The request: Below are records to repeat exactly. Omit the pictures from the copy.

%%

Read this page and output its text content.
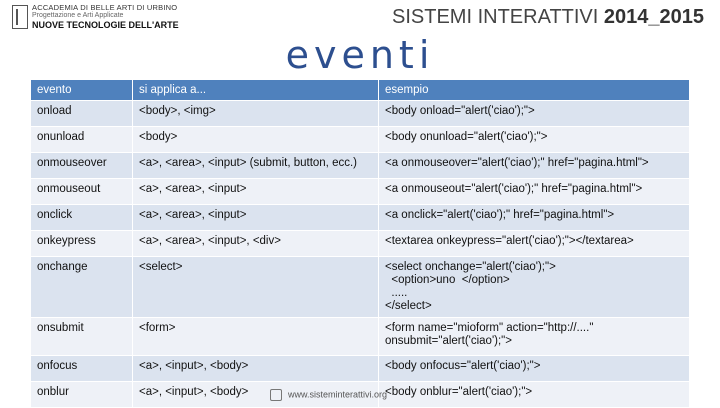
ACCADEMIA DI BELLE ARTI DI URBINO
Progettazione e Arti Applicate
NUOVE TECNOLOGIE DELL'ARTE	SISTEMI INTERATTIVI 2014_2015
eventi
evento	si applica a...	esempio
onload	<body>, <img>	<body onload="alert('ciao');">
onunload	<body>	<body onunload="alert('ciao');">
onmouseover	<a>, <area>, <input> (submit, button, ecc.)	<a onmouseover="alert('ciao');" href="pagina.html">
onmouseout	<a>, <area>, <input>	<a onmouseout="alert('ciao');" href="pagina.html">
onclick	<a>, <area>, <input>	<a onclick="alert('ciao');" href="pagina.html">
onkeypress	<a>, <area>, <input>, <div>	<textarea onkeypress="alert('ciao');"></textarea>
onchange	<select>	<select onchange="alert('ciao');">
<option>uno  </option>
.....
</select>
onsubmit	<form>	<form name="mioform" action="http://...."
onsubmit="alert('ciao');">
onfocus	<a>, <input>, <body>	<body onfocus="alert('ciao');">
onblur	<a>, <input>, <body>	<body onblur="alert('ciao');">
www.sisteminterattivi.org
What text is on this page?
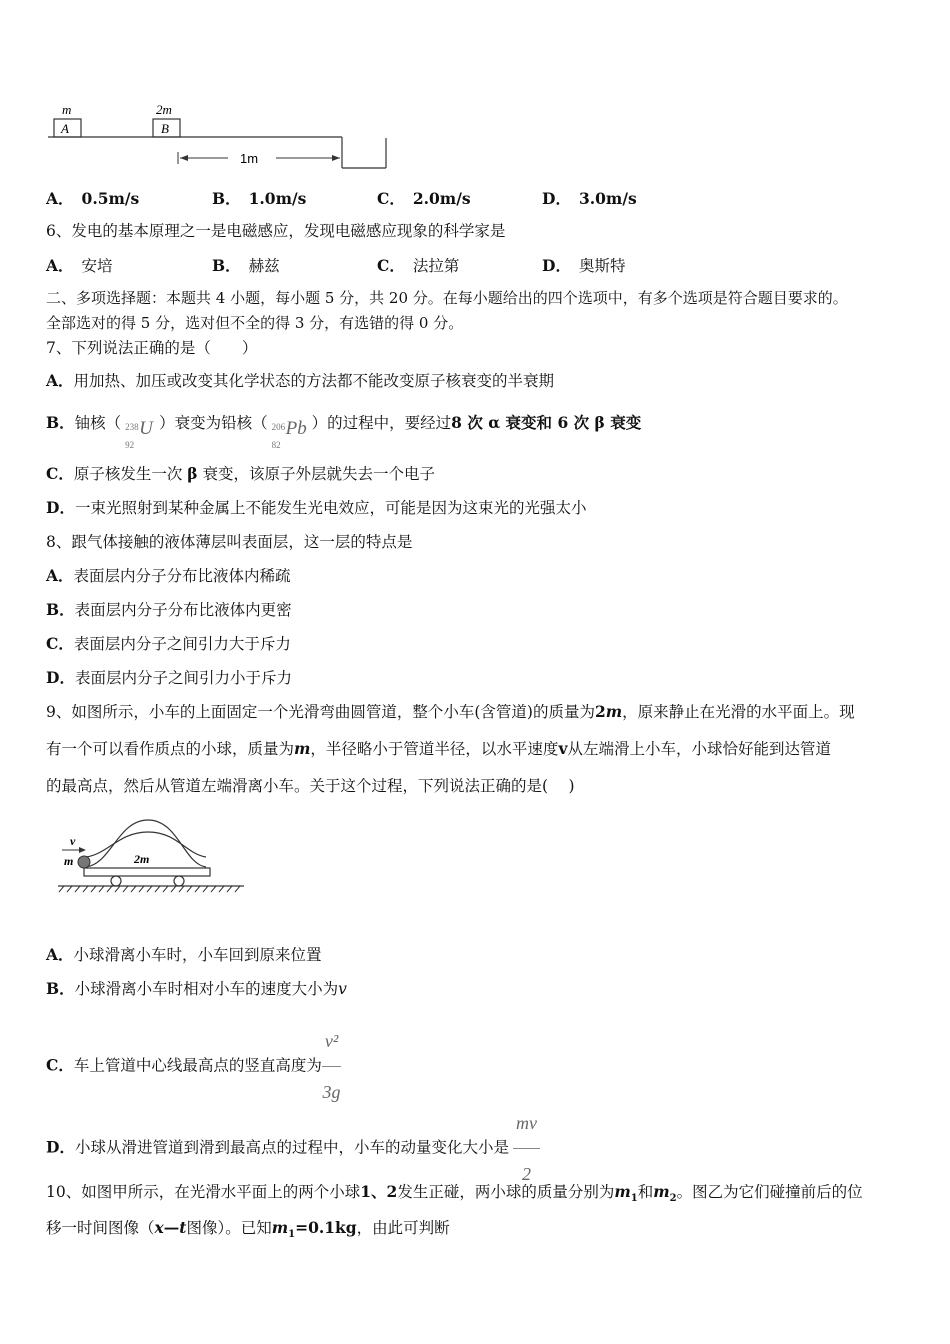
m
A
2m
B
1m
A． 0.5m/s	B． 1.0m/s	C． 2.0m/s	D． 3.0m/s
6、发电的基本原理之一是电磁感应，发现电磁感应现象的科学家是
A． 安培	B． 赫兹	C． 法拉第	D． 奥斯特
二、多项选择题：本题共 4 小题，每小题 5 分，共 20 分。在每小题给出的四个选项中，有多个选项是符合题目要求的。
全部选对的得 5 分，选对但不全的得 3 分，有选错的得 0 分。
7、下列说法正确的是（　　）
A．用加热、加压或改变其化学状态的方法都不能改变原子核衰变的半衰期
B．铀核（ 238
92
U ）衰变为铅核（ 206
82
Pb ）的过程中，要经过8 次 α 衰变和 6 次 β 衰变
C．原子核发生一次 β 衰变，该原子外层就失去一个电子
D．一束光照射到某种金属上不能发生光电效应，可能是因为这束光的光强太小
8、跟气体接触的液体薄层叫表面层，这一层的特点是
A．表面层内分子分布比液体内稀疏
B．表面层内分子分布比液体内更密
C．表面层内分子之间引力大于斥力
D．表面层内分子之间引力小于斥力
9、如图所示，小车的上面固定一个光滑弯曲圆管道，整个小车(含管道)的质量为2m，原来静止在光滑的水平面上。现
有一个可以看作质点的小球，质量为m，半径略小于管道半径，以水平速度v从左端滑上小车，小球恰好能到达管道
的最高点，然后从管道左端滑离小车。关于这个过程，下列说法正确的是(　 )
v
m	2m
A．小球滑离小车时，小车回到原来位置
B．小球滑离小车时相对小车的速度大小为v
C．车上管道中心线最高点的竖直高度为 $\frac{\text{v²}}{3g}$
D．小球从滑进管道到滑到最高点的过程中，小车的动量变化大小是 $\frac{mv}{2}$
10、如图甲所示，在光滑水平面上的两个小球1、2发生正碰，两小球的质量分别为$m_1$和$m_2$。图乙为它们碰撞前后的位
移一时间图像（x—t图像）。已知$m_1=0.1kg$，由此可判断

%%

Result of the exercise:
Read this page and output its text content.
ACCADEMIA DI BELLE ARTI DI URBINO
Progettazione e Arti Applicate
NUOVE TECNOLOGIE DELL'ARTE	SISTEMI INTERATTIVI 2014_2015
eventi
evento	si applica a...	esempio
onload	<body>, <img>	<body onload="alert('ciao');">
onunload	<body>	<body onunload="alert('ciao');">
onmouseover	<a>, <area>, <input> (submit, button, ecc.)	<a onmouseover="alert('ciao');" href="pagina.html">
onmouseout	<a>, <area>, <input>	<a onmouseout="alert('ciao');" href="pagina.html">
onclick	<a>, <area>, <input>	<a onclick="alert('ciao');" href="pagina.html">
onkeypress	<a>, <area>, <input>, <div>	<textarea onkeypress="alert('ciao');"></textarea>
onchange	<select>	<select onchange="alert('ciao');">
<option>uno  </option>
.....
</select>
onsubmit	<form>	<form name="mioform" action="http://...."
onsubmit="alert('ciao');">
onfocus	<a>, <input>, <body>	<body onfocus="alert('ciao');">
onblur	<a>, <input>, <body>	<body onblur="alert('ciao');">
www.sisteminterattivi.org
What text is on this page?
m
A
2m
B
1m
A． 0.5m/s	B． 1.0m/s	C． 2.0m/s	D． 3.0m/s
6、发电的基本原理之一是电磁感应，发现电磁感应现象的科学家是
A． 安培	B． 赫兹	C． 法拉第	D． 奥斯特
二、多项选择题：本题共 4 小题，每小题 5 分，共 20 分。在每小题给出的四个选项中，有多个选项是符合题目要求的。
全部选对的得 5 分，选对但不全的得 3 分，有选错的得 0 分。
7、下列说法正确的是（　　）
A．用加热、加压或改变其化学状态的方法都不能改变原子核衰变的半衰期
B．铀核（ 238
92
U ）衰变为铅核（ 206
82
Pb ）的过程中，要经过8 次 α 衰变和 6 次 β 衰变
C．原子核发生一次 β 衰变，该原子外层就失去一个电子
D．一束光照射到某种金属上不能发生光电效应，可能是因为这束光的光强太小
8、跟气体接触的液体薄层叫表面层，这一层的特点是
A．表面层内分子分布比液体内稀疏
B．表面层内分子分布比液体内更密
C．表面层内分子之间引力大于斥力
D．表面层内分子之间引力小于斥力
9、如图所示，小车的上面固定一个光滑弯曲圆管道，整个小车(含管道)的质量为2m，原来静止在光滑的水平面上。现
有一个可以看作质点的小球，质量为m，半径略小于管道半径，以水平速度v从左端滑上小车，小球恰好能到达管道
的最高点，然后从管道左端滑离小车。关于这个过程，下列说法正确的是(　 )
v
m	2m
A．小球滑离小车时，小车回到原来位置
B．小球滑离小车时相对小车的速度大小为v
C．车上管道中心线最高点的竖直高度为 $\frac{\text{v²}}{3g}$
D．小球从滑进管道到滑到最高点的过程中，小车的动量变化大小是 $\frac{mv}{2}$
10、如图甲所示，在光滑水平面上的两个小球1、2发生正碰，两小球的质量分别为$m_1$和$m_2$。图乙为它们碰撞前后的位
移一时间图像（x—t图像）。已知$m_1=0.1kg$，由此可判断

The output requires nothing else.